** Task goal **
Work out how many lines hold "name". Give the number and nothing else.

──────── Listing

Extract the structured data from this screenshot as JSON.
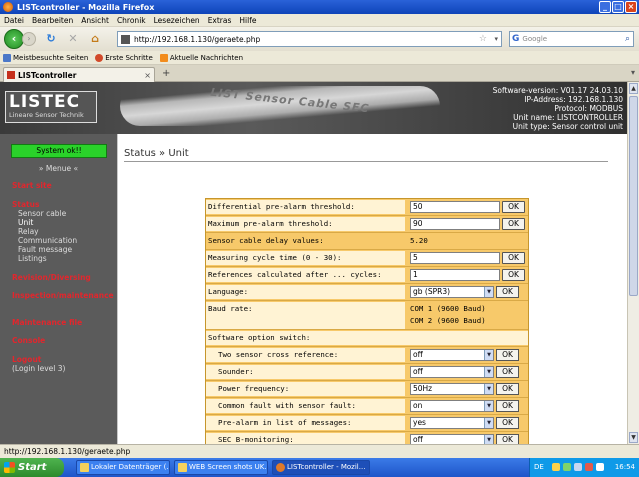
{
  "window": {
    "title": "LISTcontroller - Mozilla Firefox"
  },
  "menubar": [
    "Datei",
    "Bearbeiten",
    "Ansicht",
    "Chronik",
    "Lesezeichen",
    "Extras",
    "Hilfe"
  ],
  "navbar": {
    "url": "http://192.168.1.130/geraete.php",
    "search_placeholder": "Google"
  },
  "bookmarks": [
    "Meistbesuchte Seiten",
    "Erste Schritte",
    "Aktuelle Nachrichten"
  ],
  "tab": {
    "label": "LISTcontroller"
  },
  "header": {
    "logo": "LISTEC",
    "logo_sub": "Lineare Sensor Technik",
    "cable_text": "LIST Sensor Cable SEC",
    "info": [
      "Software-version: V01.17 24.03.10",
      "IP-Address: 192.168.1.130",
      "Protocol: MODBUS",
      "Unit name: LISTCONTROLLER",
      "Unit type: Sensor control unit"
    ]
  },
  "sidebar": {
    "status_button": "System ok!!",
    "menu_label": "» Menue «",
    "start": "Start site",
    "status": "Status",
    "status_subs": [
      "Sensor cable",
      "Unit",
      "Relay",
      "Communication",
      "Fault message",
      "Listings"
    ],
    "revision": "Revision/Diversing",
    "inspection": "Inspection/maintenance",
    "maintenance_file": "Maintenance file",
    "console": "Console",
    "logout": "Logout",
    "login_level": "(Login level 3)"
  },
  "content": {
    "heading": "Status » Unit",
    "ok_label": "OK",
    "rows": {
      "diff_pre_alarm": {
        "label": "Differential pre-alarm threshold:",
        "value": "50"
      },
      "max_pre_alarm": {
        "label": "Maximum pre-alarm threshold:",
        "value": "90"
      },
      "cable_delay": {
        "label": "Sensor cable delay values:",
        "value": "5.20"
      },
      "cycle_time": {
        "label": "Measuring cycle time (0 - 30):",
        "value": "5"
      },
      "references": {
        "label": "References calculated after ... cycles:",
        "value": "1"
      },
      "language": {
        "label": "Language:",
        "value": "gb (SPR3)"
      },
      "baud": {
        "label": "Baud rate:",
        "com1": "COM 1 (9600 Baud)",
        "com2": "COM 2 (9600 Baud)"
      },
      "option_switch": {
        "label": "Software option switch:"
      },
      "two_sensor": {
        "label": "Two sensor cross reference:",
        "value": "off"
      },
      "sounder": {
        "label": "Sounder:",
        "value": "off"
      },
      "power_freq": {
        "label": "Power frequency:",
        "value": "50Hz"
      },
      "common_fault": {
        "label": "Common fault with sensor fault:",
        "value": "on"
      },
      "pre_alarm_list": {
        "label": "Pre-alarm in list of messages:",
        "value": "yes"
      },
      "sec_b": {
        "label": "SEC B-monitoring:",
        "value": "off"
      }
    }
  },
  "statusbar": {
    "text": "http://192.168.1.130/geraete.php"
  },
  "taskbar": {
    "start": "Start",
    "tasks": [
      "Lokaler Datenträger (...",
      "WEB Screen shots UK...",
      "LISTcontroller - Mozil..."
    ],
    "lang": "DE",
    "clock": "16:54"
  }
}
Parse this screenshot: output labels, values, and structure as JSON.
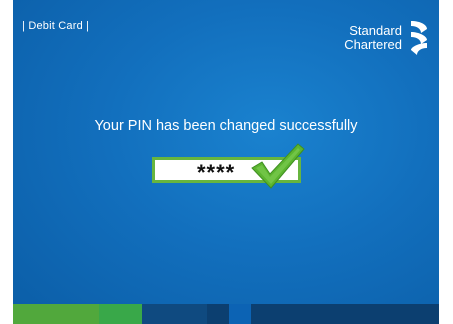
{
  "header": {
    "section_label": "| Debit Card |",
    "brand_line1": "Standard",
    "brand_line2": "Chartered"
  },
  "main": {
    "message": "Your PIN has been changed successfully",
    "pin_masked": "****",
    "status_icon": "checkmark-icon"
  },
  "colors": {
    "background": "#126fbd",
    "pin_border": "#67b53f",
    "checkmark": "#5cb530",
    "bottom_bar": [
      "#51a83c",
      "#39a849",
      "#0f4a80",
      "#0c3f70",
      "#0c63b4",
      "#0c3f70"
    ]
  }
}
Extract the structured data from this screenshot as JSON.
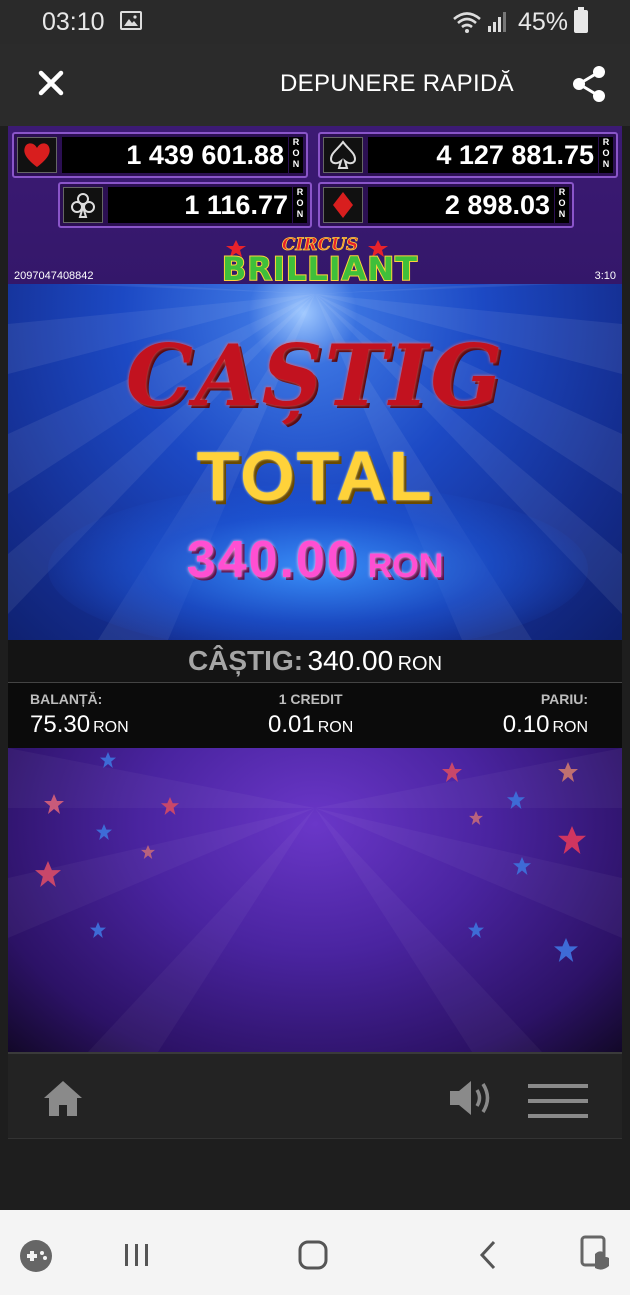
{
  "status_bar": {
    "time": "03:10",
    "battery": "45%"
  },
  "app_bar": {
    "title": "DEPUNERE RAPIDĂ"
  },
  "jackpots": [
    {
      "suit": "heart-icon",
      "value": "1 439 601.88",
      "currency": "RON"
    },
    {
      "suit": "spade-icon",
      "value": "4 127 881.75",
      "currency": "RON"
    },
    {
      "suit": "club-icon",
      "value": "1 116.77",
      "currency": "RON"
    },
    {
      "suit": "diamond-icon",
      "value": "2 898.03",
      "currency": "RON"
    }
  ],
  "game": {
    "id": "2097047408842",
    "clock": "3:10",
    "logo_top": "CIRCUS",
    "logo_main": "BRILLIANT"
  },
  "win_screen": {
    "title": "CAȘTIG",
    "subtitle": "TOTAL",
    "amount": "340.00",
    "currency": "RON"
  },
  "win_bar": {
    "label": "CÂȘTIG:",
    "amount": "340.00",
    "currency": "RON"
  },
  "info": {
    "balance_label": "BALANȚĂ:",
    "balance_value": "75.30",
    "credit_label": "1 CREDIT",
    "credit_value": "0.01",
    "bet_label": "PARIU:",
    "bet_value": "0.10",
    "currency": "RON"
  },
  "colors": {
    "heart": "#d81e1e",
    "diamond": "#d81e1e",
    "win_title": "#c2121f",
    "win_total": "#ffd23a",
    "win_amount": "#ff4fd2"
  }
}
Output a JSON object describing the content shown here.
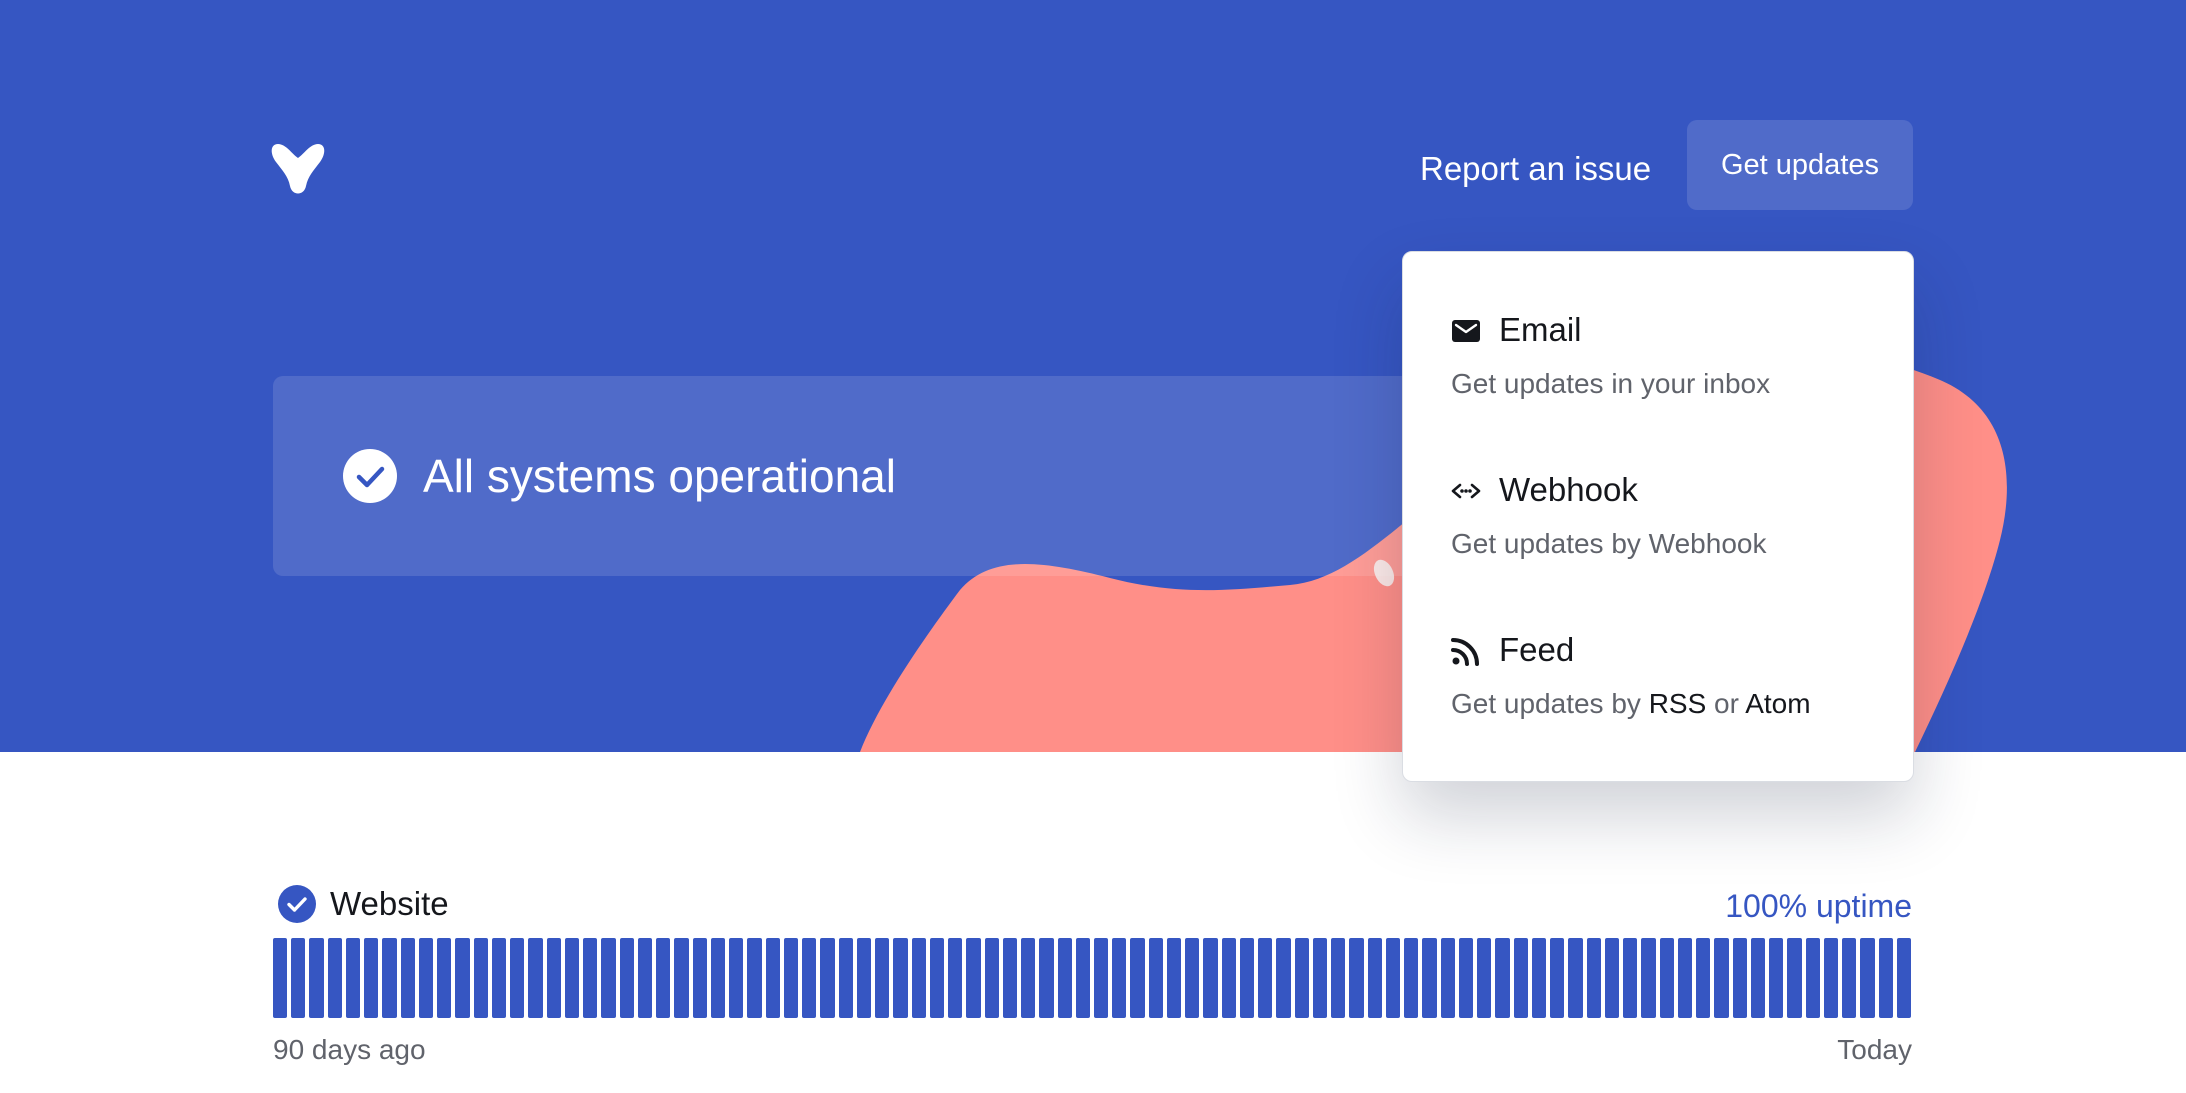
{
  "header": {
    "report_label": "Report an issue",
    "updates_label": "Get updates"
  },
  "status": {
    "text": "All systems operational"
  },
  "dropdown": {
    "items": [
      {
        "icon": "mail-icon",
        "title": "Email",
        "description": "Get updates in your inbox"
      },
      {
        "icon": "webhook-icon",
        "title": "Webhook",
        "description": "Get updates by Webhook"
      },
      {
        "icon": "rss-icon",
        "title": "Feed",
        "description_prefix": "Get updates by",
        "link_rss": "RSS",
        "description_middle": "or",
        "link_atom": "Atom"
      }
    ]
  },
  "monitor": {
    "name": "Website",
    "uptime": "100% uptime",
    "days": 90,
    "bar_status": "operational",
    "start_label": "90 days ago",
    "end_label": "Today"
  },
  "colors": {
    "brand": "#3656c2",
    "blob": "#ff8f88",
    "text_dark": "#15171c",
    "text_muted": "#60636b"
  }
}
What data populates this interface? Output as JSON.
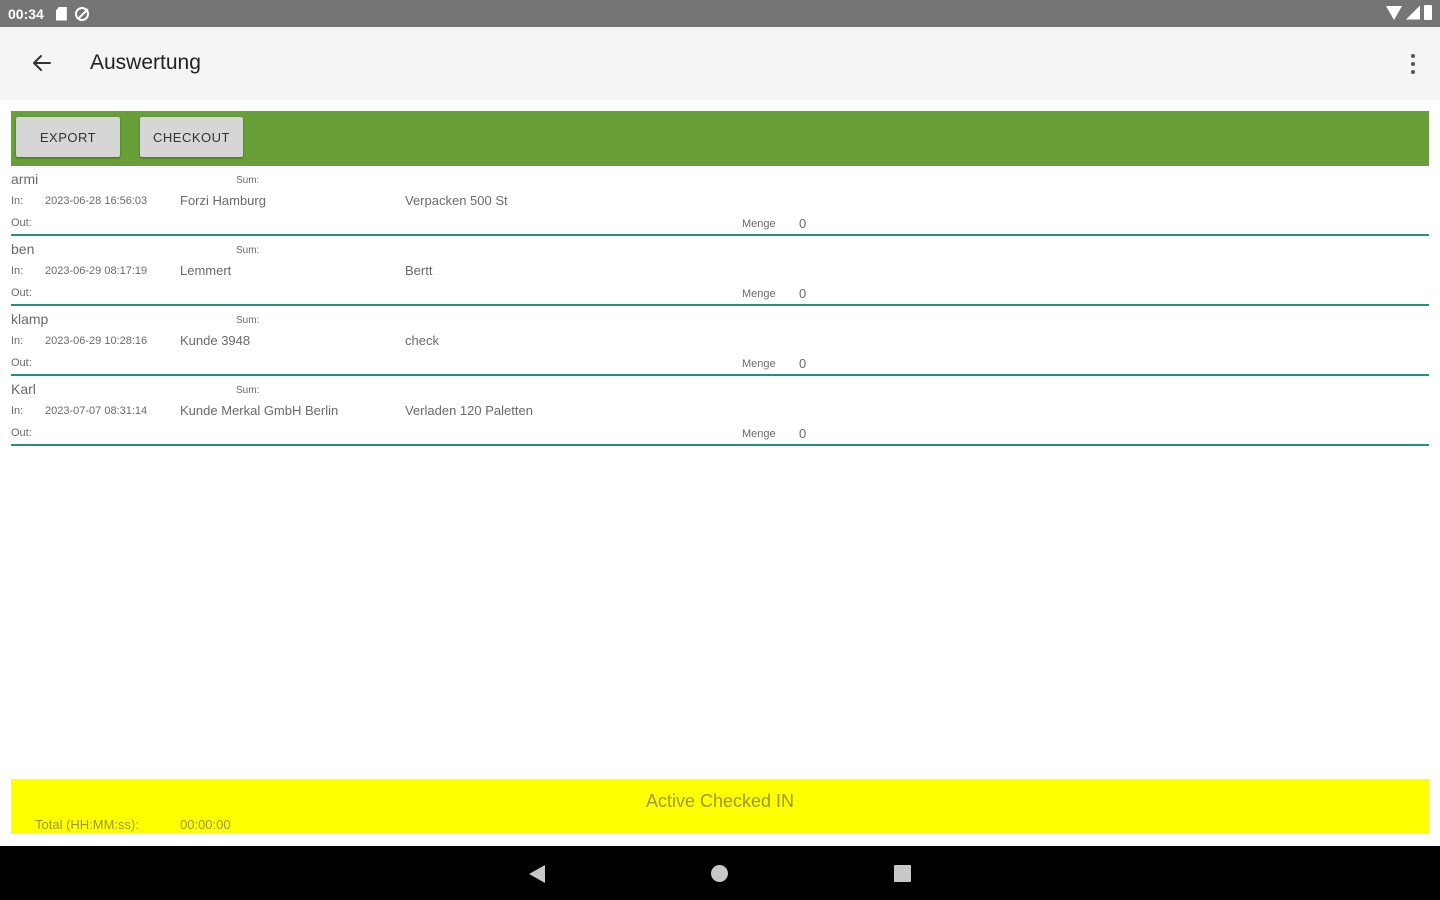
{
  "status_bar": {
    "time": "00:34"
  },
  "app_bar": {
    "title": "Auswertung"
  },
  "toolbar": {
    "export_label": "EXPORT",
    "checkout_label": "CHECKOUT"
  },
  "entries": [
    {
      "name": "armi",
      "sum_label": "Sum:",
      "in_label": "In:",
      "in_time": "2023-06-28 16:56:03",
      "customer": "Forzi Hamburg",
      "task": "Verpacken 500 St",
      "out_label": "Out:",
      "menge_label": "Menge",
      "menge_value": "0"
    },
    {
      "name": "ben",
      "sum_label": "Sum:",
      "in_label": "In:",
      "in_time": "2023-06-29 08:17:19",
      "customer": "Lemmert",
      "task": "Bertt",
      "out_label": "Out:",
      "menge_label": "Menge",
      "menge_value": "0"
    },
    {
      "name": "klamp",
      "sum_label": "Sum:",
      "in_label": "In:",
      "in_time": "2023-06-29 10:28:16",
      "customer": "Kunde 3948",
      "task": "check",
      "out_label": "Out:",
      "menge_label": "Menge",
      "menge_value": "0"
    },
    {
      "name": "Karl",
      "sum_label": "Sum:",
      "in_label": "In:",
      "in_time": "2023-07-07 08:31:14",
      "customer": "Kunde Merkal GmbH Berlin",
      "task": "Verladen 120 Paletten",
      "out_label": "Out:",
      "menge_label": "Menge",
      "menge_value": "0"
    }
  ],
  "active_panel": {
    "title": "Active Checked IN",
    "total_label": "Total (HH:MM:ss):",
    "total_value": "00:00:00"
  },
  "colors": {
    "status_bar": "#757575",
    "toolbar_green": "#689f38",
    "divider_teal": "#26917b",
    "panel_yellow": "#ffff00"
  },
  "icons": {
    "back": "arrow-left-icon",
    "overflow": "more-vert-icon"
  }
}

────────────────

** Task solution **
6